Collection entries

---+---

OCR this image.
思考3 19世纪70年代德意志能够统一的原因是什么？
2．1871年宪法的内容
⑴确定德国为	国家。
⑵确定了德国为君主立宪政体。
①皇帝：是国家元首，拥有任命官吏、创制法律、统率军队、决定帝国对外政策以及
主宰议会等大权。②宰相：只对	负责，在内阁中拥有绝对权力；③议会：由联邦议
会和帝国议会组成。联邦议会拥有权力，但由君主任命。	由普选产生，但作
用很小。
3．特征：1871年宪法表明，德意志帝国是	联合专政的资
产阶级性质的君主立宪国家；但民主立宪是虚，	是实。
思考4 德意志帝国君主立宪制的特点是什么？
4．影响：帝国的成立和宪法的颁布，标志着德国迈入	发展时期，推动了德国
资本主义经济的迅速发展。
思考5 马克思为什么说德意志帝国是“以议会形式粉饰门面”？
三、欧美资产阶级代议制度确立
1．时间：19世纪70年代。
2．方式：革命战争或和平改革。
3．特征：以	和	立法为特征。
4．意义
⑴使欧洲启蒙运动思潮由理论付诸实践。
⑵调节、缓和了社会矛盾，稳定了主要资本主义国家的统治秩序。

---+---

Your instructions
All of the material above needs to be retyped word for word.

Result for this task
OCR this image.
思考3 19世纪70年代德意志能够统一的原因是什么？
2．1871年宪法的内容
⑴确定德国为	国家。
⑵确定了德国为君主立宪政体。
①皇帝：是国家元首，拥有任命官吏、创制法律、统率军队、决定帝国对外政策以及
主宰议会等大权。②宰相：只对	负责，在内阁中拥有绝对权力；③议会：由联邦议
会和帝国议会组成。联邦议会拥有权力，但由君主任命。	由普选产生，但作
用很小。
3．特征：1871年宪法表明，德意志帝国是	联合专政的资
产阶级性质的君主立宪国家；但民主立宪是虚，	是实。
思考4 德意志帝国君主立宪制的特点是什么？
4．影响：帝国的成立和宪法的颁布，标志着德国迈入	发展时期，推动了德国
资本主义经济的迅速发展。
思考5 马克思为什么说德意志帝国是“以议会形式粉饰门面”？
三、欧美资产阶级代议制度确立
1．时间：19世纪70年代。
2．方式：革命战争或和平改革。
3．特征：以	和	立法为特征。
4．意义
⑴使欧洲启蒙运动思潮由理论付诸实践。
⑵调节、缓和了社会矛盾，稳定了主要资本主义国家的统治秩序。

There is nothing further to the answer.